# AIM
Copy the lines below verbatim, in order.

:::::

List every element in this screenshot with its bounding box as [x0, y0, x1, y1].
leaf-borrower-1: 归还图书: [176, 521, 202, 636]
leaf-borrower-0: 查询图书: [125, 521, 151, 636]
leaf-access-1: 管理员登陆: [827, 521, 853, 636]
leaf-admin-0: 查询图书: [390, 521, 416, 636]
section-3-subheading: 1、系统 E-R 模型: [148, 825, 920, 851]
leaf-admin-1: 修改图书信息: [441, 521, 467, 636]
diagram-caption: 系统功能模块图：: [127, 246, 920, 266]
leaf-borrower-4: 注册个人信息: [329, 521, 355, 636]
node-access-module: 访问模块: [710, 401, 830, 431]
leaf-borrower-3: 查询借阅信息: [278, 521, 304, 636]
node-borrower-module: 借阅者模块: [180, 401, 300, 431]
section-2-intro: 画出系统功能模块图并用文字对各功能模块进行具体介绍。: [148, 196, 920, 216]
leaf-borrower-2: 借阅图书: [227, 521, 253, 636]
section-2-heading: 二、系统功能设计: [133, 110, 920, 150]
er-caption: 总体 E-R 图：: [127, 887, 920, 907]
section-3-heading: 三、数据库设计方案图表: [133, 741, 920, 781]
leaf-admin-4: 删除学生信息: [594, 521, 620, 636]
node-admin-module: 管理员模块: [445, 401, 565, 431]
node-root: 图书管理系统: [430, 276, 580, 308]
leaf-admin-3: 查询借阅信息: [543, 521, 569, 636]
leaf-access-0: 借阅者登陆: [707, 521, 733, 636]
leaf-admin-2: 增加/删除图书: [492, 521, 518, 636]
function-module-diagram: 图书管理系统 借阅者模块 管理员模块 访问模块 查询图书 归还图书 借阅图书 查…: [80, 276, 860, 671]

:::::

# THE RESPONSE
List every element in this screenshot with its bounding box as [x0, y0, x1, y1].
leaf-borrower-1: 归还图书: [176, 521, 202, 636]
leaf-borrower-0: 查询图书: [125, 521, 151, 636]
leaf-access-1: 管理员登陆: [827, 521, 853, 636]
leaf-admin-0: 查询图书: [390, 521, 416, 636]
section-3-subheading: 1、系统 E-R 模型: [148, 825, 920, 851]
leaf-admin-1: 修改图书信息: [441, 521, 467, 636]
diagram-caption: 系统功能模块图：: [127, 246, 920, 266]
leaf-borrower-4: 注册个人信息: [329, 521, 355, 636]
node-access-module: 访问模块: [710, 401, 830, 431]
leaf-borrower-3: 查询借阅信息: [278, 521, 304, 636]
node-borrower-module: 借阅者模块: [180, 401, 300, 431]
section-2-intro: 画出系统功能模块图并用文字对各功能模块进行具体介绍。: [148, 196, 920, 216]
leaf-borrower-2: 借阅图书: [227, 521, 253, 636]
section-2-heading: 二、系统功能设计: [133, 110, 920, 150]
er-caption: 总体 E-R 图：: [127, 887, 920, 907]
section-3-heading: 三、数据库设计方案图表: [133, 741, 920, 781]
leaf-admin-4: 删除学生信息: [594, 521, 620, 636]
node-admin-module: 管理员模块: [445, 401, 565, 431]
node-root: 图书管理系统: [430, 276, 580, 308]
leaf-admin-3: 查询借阅信息: [543, 521, 569, 636]
leaf-access-0: 借阅者登陆: [707, 521, 733, 636]
leaf-admin-2: 增加/删除图书: [492, 521, 518, 636]
function-module-diagram: 图书管理系统 借阅者模块 管理员模块 访问模块 查询图书 归还图书 借阅图书 查…: [80, 276, 860, 671]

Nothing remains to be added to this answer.